-- start of DATA FOR PROCESSING --
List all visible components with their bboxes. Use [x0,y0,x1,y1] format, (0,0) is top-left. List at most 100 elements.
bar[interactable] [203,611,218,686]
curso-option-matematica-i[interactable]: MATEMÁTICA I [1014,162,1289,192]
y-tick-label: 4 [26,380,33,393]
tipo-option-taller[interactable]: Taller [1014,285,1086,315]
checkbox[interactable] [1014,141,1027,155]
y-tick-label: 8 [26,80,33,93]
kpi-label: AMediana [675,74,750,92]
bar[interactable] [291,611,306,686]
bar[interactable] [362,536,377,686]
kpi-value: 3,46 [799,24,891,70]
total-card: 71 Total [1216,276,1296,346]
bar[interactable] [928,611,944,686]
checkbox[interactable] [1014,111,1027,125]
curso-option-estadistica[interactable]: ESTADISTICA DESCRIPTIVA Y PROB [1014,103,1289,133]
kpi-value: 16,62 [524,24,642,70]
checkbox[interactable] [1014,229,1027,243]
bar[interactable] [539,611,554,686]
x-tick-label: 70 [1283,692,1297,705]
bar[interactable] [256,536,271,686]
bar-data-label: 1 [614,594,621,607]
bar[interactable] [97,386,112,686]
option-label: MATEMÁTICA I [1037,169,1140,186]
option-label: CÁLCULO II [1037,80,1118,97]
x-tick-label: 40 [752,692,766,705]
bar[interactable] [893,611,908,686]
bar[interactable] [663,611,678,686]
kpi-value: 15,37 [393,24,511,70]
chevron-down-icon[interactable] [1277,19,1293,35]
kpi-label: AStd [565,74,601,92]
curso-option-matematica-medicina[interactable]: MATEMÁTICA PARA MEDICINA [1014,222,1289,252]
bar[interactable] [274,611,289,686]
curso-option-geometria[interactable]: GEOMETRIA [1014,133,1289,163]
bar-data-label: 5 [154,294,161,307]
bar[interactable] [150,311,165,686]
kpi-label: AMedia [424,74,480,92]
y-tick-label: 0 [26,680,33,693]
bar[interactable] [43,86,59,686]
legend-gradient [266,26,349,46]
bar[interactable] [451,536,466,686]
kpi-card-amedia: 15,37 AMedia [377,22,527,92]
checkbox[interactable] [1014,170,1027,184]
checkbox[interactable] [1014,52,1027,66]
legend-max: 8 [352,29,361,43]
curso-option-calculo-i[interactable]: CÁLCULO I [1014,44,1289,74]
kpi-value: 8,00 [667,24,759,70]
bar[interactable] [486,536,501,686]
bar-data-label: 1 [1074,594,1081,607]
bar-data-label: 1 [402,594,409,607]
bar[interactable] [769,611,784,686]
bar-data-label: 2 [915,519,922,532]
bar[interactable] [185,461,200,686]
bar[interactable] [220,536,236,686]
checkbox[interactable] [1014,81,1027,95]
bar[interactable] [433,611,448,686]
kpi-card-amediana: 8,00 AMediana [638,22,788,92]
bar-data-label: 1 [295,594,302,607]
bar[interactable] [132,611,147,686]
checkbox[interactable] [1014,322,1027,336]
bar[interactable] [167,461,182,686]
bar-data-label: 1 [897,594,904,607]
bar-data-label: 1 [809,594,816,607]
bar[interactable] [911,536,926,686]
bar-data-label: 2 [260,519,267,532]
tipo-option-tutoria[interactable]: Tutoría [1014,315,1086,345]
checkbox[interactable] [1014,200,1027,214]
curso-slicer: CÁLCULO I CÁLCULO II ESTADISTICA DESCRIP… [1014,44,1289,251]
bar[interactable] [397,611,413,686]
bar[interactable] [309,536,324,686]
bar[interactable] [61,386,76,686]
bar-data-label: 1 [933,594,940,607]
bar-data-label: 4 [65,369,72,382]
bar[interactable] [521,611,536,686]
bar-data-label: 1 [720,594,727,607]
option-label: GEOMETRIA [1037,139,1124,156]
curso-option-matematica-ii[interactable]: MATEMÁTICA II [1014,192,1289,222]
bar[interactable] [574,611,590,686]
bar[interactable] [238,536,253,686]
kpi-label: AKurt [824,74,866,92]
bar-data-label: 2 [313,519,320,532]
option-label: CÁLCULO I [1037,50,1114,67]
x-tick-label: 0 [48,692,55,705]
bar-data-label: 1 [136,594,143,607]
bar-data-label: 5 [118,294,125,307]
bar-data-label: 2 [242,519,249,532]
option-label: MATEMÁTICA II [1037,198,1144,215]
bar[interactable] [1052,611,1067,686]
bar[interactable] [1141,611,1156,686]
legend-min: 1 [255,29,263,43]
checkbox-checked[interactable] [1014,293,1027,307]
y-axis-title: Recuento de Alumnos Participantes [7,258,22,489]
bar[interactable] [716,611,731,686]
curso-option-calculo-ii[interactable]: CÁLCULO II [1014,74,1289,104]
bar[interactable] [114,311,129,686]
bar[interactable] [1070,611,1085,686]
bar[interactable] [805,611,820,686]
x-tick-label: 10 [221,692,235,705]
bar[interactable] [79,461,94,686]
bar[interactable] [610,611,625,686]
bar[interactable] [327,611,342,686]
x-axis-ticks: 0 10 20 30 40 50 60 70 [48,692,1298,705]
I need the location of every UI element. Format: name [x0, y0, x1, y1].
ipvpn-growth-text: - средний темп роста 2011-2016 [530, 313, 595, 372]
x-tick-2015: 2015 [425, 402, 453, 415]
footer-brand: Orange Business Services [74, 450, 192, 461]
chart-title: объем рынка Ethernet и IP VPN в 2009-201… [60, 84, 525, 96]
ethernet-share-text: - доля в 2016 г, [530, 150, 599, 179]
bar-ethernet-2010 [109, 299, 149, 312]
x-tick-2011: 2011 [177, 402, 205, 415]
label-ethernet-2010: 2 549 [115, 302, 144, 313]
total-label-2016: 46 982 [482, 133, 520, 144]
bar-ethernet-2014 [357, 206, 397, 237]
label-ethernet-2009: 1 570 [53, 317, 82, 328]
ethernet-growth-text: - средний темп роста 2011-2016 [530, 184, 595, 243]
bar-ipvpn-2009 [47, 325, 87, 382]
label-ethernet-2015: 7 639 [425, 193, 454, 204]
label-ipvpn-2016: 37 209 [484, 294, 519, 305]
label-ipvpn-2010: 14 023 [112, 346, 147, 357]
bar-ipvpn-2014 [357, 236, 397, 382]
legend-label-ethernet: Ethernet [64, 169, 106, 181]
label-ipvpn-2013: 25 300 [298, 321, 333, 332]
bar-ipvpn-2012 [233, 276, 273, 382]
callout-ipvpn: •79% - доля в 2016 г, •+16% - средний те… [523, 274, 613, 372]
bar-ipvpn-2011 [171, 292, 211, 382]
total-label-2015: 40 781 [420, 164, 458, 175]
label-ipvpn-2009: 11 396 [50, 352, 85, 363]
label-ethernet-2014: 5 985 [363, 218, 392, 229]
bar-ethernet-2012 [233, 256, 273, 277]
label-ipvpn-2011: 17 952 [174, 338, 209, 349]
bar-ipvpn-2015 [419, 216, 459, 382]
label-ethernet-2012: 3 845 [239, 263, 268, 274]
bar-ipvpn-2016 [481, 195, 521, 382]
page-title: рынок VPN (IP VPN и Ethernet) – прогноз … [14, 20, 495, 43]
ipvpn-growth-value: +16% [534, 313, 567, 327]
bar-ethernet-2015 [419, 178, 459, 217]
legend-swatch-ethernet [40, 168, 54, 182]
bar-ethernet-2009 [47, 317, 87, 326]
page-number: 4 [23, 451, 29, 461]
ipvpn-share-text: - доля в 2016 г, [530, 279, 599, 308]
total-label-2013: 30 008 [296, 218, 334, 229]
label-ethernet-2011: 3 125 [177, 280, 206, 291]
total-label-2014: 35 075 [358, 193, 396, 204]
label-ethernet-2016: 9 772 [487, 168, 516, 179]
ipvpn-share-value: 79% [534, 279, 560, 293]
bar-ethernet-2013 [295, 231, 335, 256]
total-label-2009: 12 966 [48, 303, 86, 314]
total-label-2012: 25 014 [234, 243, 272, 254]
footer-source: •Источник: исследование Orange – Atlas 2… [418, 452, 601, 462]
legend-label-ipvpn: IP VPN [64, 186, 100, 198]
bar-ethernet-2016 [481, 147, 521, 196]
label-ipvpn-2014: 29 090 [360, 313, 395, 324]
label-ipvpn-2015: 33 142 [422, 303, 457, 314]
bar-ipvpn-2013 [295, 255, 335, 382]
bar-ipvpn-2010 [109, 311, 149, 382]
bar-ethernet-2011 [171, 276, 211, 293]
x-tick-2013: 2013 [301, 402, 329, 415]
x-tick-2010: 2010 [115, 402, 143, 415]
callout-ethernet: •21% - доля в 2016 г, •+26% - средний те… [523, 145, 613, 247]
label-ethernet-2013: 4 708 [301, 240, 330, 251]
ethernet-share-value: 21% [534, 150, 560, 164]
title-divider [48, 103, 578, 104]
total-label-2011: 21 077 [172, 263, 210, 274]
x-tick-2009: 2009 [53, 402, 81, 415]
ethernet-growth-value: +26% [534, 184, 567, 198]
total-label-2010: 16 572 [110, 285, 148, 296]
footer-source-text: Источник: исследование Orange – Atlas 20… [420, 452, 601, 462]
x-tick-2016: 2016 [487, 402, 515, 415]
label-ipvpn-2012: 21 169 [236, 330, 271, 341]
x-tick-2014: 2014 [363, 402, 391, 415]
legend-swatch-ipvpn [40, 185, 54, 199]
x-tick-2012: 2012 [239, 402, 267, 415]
-- end of DATA FOR PROCESSING --
TO BE DONE => Quote the material from its first line through the line that contains "x-tick-label: 40 [752,692,766,705]", keeping both ends.

TASK SOLUTION =>
List all visible components with their bboxes. Use [x0,y0,x1,y1] format, (0,0) is top-left. List at most 100 elements.
bar[interactable] [203,611,218,686]
curso-option-matematica-i[interactable]: MATEMÁTICA I [1014,162,1289,192]
y-tick-label: 4 [26,380,33,393]
tipo-option-taller[interactable]: Taller [1014,285,1086,315]
checkbox[interactable] [1014,141,1027,155]
y-tick-label: 8 [26,80,33,93]
kpi-label: AMediana [675,74,750,92]
bar[interactable] [291,611,306,686]
bar[interactable] [362,536,377,686]
kpi-value: 3,46 [799,24,891,70]
total-card: 71 Total [1216,276,1296,346]
bar[interactable] [928,611,944,686]
checkbox[interactable] [1014,111,1027,125]
curso-option-estadistica[interactable]: ESTADISTICA DESCRIPTIVA Y PROB [1014,103,1289,133]
kpi-value: 16,62 [524,24,642,70]
checkbox[interactable] [1014,229,1027,243]
bar[interactable] [539,611,554,686]
x-tick-label: 70 [1283,692,1297,705]
bar[interactable] [256,536,271,686]
bar-data-label: 1 [614,594,621,607]
bar[interactable] [97,386,112,686]
option-label: MATEMÁTICA I [1037,169,1140,186]
option-label: CÁLCULO II [1037,80,1118,97]
x-tick-label: 40 [752,692,766,705]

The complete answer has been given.